# Written exercise
Identify the lines that include the word "extremidades", then copy all of them.

[Stored records]
══════════

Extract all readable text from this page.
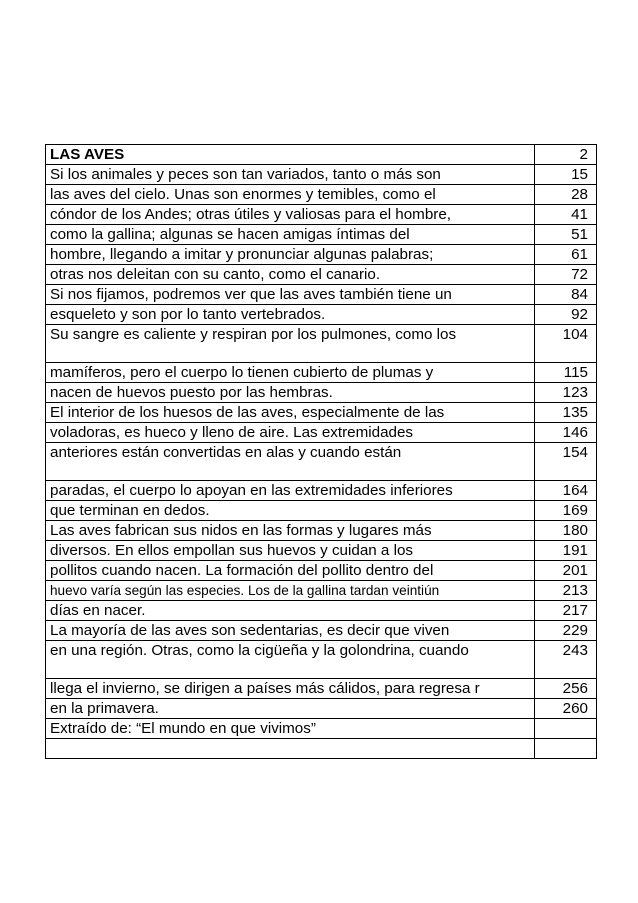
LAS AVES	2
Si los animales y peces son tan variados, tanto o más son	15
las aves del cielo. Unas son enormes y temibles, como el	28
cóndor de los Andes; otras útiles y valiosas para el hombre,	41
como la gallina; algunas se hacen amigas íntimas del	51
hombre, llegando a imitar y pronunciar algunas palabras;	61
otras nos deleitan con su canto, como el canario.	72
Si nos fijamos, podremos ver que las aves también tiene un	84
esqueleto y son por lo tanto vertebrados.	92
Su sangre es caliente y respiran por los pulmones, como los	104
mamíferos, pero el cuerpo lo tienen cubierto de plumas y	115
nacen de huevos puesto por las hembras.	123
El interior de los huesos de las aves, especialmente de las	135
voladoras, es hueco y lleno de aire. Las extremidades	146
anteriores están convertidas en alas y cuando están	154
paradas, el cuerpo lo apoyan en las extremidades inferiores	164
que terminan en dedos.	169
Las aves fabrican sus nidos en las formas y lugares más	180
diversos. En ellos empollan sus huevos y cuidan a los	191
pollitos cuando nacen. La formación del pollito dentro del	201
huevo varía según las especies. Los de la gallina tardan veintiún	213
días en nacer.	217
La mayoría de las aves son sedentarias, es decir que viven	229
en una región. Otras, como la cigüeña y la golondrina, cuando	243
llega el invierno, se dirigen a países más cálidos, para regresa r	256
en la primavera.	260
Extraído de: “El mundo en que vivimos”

══════════

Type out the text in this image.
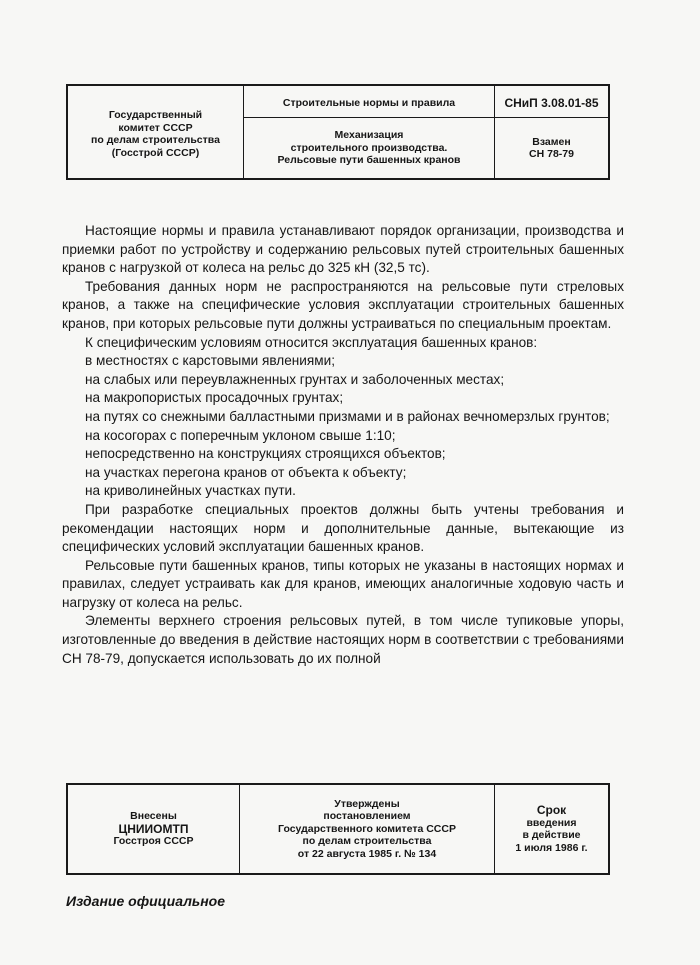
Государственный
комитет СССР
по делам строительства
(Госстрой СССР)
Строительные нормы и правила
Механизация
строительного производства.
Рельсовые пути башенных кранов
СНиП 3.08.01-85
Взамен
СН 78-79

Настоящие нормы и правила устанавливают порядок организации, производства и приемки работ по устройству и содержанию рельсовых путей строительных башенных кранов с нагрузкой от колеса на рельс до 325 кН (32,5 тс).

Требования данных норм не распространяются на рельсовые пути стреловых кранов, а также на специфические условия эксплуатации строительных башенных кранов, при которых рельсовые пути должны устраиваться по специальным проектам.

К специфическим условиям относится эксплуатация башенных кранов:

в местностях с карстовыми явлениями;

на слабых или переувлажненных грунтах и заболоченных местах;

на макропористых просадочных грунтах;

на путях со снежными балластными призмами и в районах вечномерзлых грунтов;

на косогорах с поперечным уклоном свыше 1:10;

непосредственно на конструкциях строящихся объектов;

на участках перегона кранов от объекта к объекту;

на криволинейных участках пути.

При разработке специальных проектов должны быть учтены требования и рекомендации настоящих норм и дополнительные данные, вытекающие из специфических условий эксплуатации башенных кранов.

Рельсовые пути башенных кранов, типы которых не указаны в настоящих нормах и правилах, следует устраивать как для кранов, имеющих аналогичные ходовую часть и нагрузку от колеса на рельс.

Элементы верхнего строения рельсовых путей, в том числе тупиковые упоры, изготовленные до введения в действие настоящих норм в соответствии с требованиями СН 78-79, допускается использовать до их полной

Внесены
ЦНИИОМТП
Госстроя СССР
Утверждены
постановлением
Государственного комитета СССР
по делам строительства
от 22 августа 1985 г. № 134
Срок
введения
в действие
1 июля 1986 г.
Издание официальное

══════════

# Exercise output
voladoras, es hueco y lleno de aire. Las extremidades	146
paradas, el cuerpo lo apoyan en las extremidades inferiores	164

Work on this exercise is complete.